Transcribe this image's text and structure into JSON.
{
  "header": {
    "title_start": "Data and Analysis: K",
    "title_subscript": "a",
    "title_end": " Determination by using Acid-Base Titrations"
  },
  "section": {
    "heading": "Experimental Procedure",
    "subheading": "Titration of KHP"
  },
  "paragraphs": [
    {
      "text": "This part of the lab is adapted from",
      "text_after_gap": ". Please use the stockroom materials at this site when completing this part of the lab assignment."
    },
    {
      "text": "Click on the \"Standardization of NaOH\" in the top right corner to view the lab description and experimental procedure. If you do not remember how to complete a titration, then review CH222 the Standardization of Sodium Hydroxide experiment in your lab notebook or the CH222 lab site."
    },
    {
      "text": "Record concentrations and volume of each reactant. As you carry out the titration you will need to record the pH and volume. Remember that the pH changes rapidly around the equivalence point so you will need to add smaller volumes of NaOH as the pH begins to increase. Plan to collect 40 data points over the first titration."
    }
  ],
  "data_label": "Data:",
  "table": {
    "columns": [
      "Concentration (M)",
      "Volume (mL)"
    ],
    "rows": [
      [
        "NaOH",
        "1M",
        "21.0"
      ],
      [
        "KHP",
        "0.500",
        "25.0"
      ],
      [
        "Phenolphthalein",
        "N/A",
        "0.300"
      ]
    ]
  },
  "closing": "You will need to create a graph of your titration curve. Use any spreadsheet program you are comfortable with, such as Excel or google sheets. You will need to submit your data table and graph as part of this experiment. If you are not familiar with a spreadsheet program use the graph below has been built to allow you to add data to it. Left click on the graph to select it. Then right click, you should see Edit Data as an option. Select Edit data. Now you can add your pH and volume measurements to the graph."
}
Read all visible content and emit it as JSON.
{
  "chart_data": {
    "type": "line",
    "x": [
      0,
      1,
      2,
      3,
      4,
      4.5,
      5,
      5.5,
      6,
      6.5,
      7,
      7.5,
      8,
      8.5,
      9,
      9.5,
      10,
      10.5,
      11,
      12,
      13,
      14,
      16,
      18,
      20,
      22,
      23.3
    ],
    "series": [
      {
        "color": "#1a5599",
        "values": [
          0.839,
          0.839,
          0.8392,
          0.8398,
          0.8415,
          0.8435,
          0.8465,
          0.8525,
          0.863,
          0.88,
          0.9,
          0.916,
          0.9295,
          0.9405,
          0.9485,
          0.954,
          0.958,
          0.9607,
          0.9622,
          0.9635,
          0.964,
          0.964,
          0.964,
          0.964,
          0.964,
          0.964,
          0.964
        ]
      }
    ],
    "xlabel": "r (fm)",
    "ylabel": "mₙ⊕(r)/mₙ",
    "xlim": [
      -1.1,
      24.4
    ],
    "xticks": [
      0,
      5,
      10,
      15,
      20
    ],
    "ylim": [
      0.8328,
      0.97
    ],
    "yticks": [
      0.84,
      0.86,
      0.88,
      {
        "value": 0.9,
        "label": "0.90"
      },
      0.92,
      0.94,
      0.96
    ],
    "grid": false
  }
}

== == ==

:: Task ::
Report all lines of the data above that include the string "site".

:: Solution ::
      "text_after_gap": ". Please use the stockroom materials at this site when completing this part of the lab assignment."
      "text": "Click on the \"Standardization of NaOH\" in the top right corner to view the lab description and experimental procedure. If you do not remember how to complete a titration, then review CH222 the Standardization of Sodium Hydroxide experiment in your lab notebook or the CH222 lab site."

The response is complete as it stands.